** THE PROBLEM **
Copy out all lines carrying the word "Larson".

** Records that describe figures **
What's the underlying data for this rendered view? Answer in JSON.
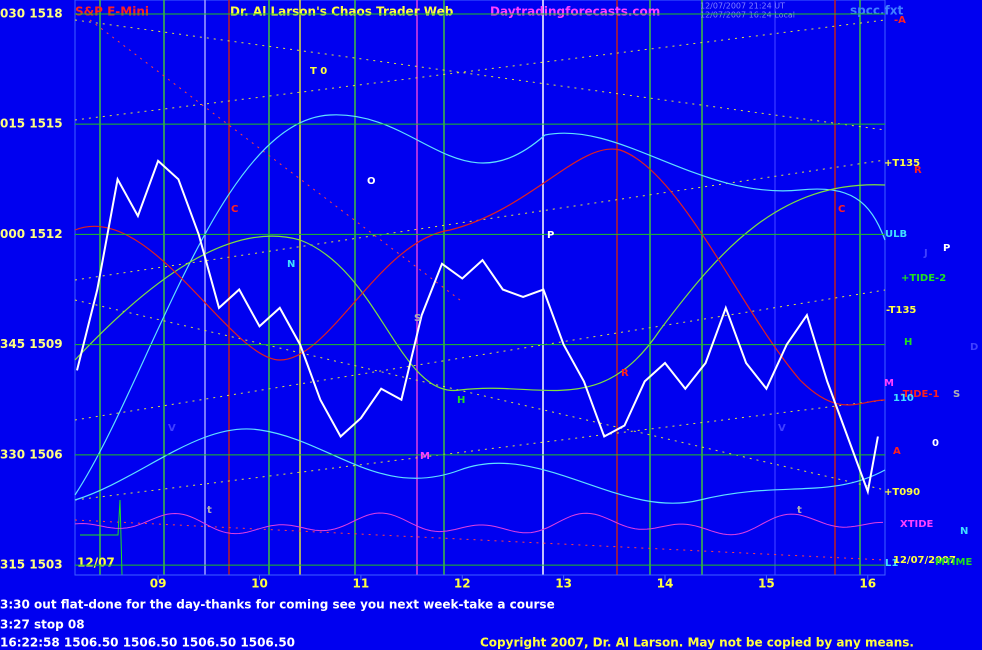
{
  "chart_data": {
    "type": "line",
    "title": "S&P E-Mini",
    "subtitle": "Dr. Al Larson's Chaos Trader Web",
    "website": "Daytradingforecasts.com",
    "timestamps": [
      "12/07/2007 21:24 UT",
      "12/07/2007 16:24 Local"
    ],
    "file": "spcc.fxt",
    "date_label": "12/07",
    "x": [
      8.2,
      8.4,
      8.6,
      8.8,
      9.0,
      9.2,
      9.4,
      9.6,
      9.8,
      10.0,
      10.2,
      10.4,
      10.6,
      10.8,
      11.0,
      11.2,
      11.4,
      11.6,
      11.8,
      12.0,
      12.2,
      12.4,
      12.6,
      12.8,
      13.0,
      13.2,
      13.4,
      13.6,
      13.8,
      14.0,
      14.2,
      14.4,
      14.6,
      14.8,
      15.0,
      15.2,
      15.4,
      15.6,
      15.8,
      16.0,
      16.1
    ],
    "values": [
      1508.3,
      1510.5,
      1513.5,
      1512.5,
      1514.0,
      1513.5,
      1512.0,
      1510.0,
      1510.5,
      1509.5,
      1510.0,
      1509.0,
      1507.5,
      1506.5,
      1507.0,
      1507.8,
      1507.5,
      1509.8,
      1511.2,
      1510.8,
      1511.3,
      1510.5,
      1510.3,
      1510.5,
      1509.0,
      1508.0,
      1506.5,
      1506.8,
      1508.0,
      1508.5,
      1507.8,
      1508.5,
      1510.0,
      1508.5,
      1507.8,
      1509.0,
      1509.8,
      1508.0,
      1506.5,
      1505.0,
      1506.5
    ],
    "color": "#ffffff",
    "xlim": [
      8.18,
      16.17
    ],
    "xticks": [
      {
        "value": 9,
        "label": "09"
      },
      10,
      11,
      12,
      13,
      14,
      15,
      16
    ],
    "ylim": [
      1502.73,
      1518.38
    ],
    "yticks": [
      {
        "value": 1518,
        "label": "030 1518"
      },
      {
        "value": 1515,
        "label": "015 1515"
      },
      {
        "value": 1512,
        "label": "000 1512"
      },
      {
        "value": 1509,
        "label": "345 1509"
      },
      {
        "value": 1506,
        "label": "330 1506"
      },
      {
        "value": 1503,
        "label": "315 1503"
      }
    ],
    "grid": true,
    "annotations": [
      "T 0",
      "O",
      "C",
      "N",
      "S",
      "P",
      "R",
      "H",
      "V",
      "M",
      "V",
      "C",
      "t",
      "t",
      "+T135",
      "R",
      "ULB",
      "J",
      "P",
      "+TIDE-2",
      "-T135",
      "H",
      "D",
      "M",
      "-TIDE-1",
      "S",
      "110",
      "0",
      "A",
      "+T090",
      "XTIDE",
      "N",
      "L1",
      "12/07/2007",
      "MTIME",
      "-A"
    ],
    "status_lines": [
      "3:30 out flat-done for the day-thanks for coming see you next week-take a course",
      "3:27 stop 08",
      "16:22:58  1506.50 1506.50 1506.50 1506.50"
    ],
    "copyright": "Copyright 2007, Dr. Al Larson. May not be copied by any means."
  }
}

** OUTPUT BELOW **
    "subtitle": "Dr. Al Larson's Chaos Trader Web",
    "copyright": "Copyright 2007, Dr. Al Larson. May not be copied by any means."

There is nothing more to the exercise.